* Begin SUPPLIED DATA *
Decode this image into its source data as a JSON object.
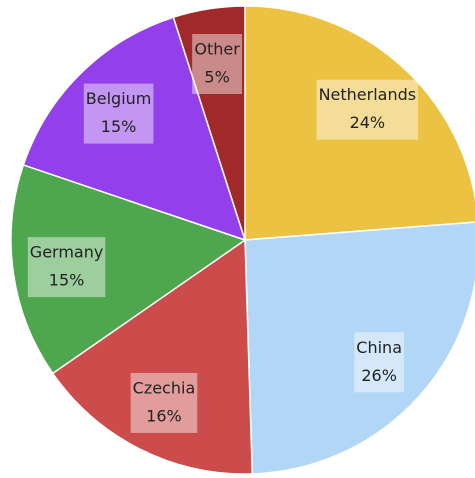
{
  "chart_data": {
    "type": "pie",
    "categories": [
      "Netherlands",
      "China",
      "Czechia",
      "Germany",
      "Belgium",
      "Other"
    ],
    "values": [
      24,
      26,
      16,
      15,
      15,
      5
    ],
    "value_labels": [
      "24%",
      "26%",
      "16%",
      "15%",
      "15%",
      "5%"
    ],
    "colors": [
      "#ecc243",
      "#b1d6f6",
      "#cc4b4b",
      "#4ea64e",
      "#9340ec",
      "#a02a2a"
    ]
  }
}
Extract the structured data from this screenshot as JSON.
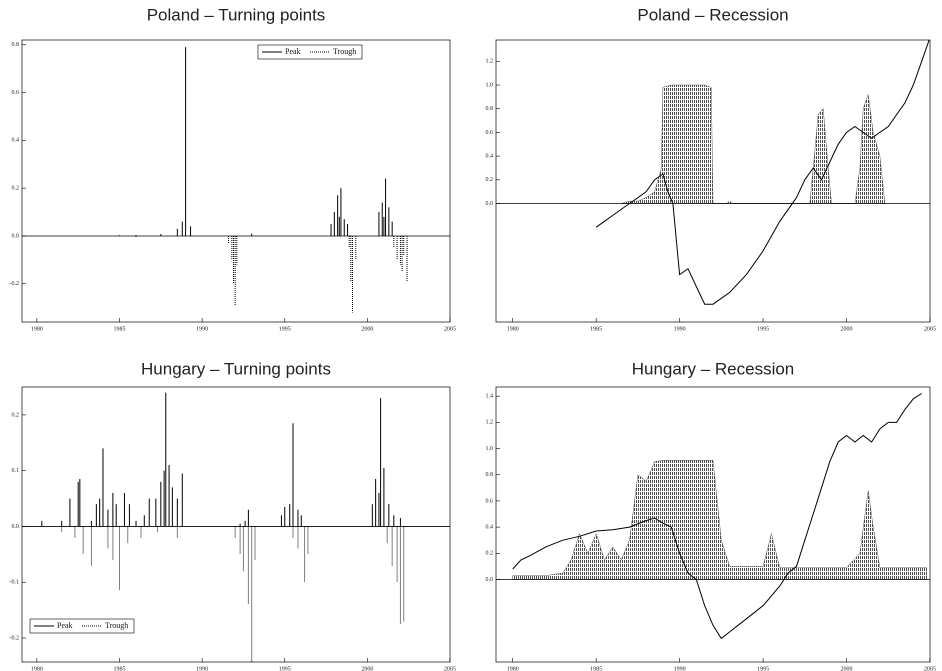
* End SUPPLIED DATA *
* **GIVEN INSTRUCTION**: Leave out all images, then reproduce the entries above exactly.

* **TASK OUTPUT**:
Decode this image into its source data as a JSON object.
{
  "chart_data": {
    "type": "pie",
    "categories": [
      "Netherlands",
      "China",
      "Czechia",
      "Germany",
      "Belgium",
      "Other"
    ],
    "values": [
      24,
      26,
      16,
      15,
      15,
      5
    ],
    "value_labels": [
      "24%",
      "26%",
      "16%",
      "15%",
      "15%",
      "5%"
    ],
    "colors": [
      "#ecc243",
      "#b1d6f6",
      "#cc4b4b",
      "#4ea64e",
      "#9340ec",
      "#a02a2a"
    ]
  }
}
Extract the structured data from this screenshot as JSON.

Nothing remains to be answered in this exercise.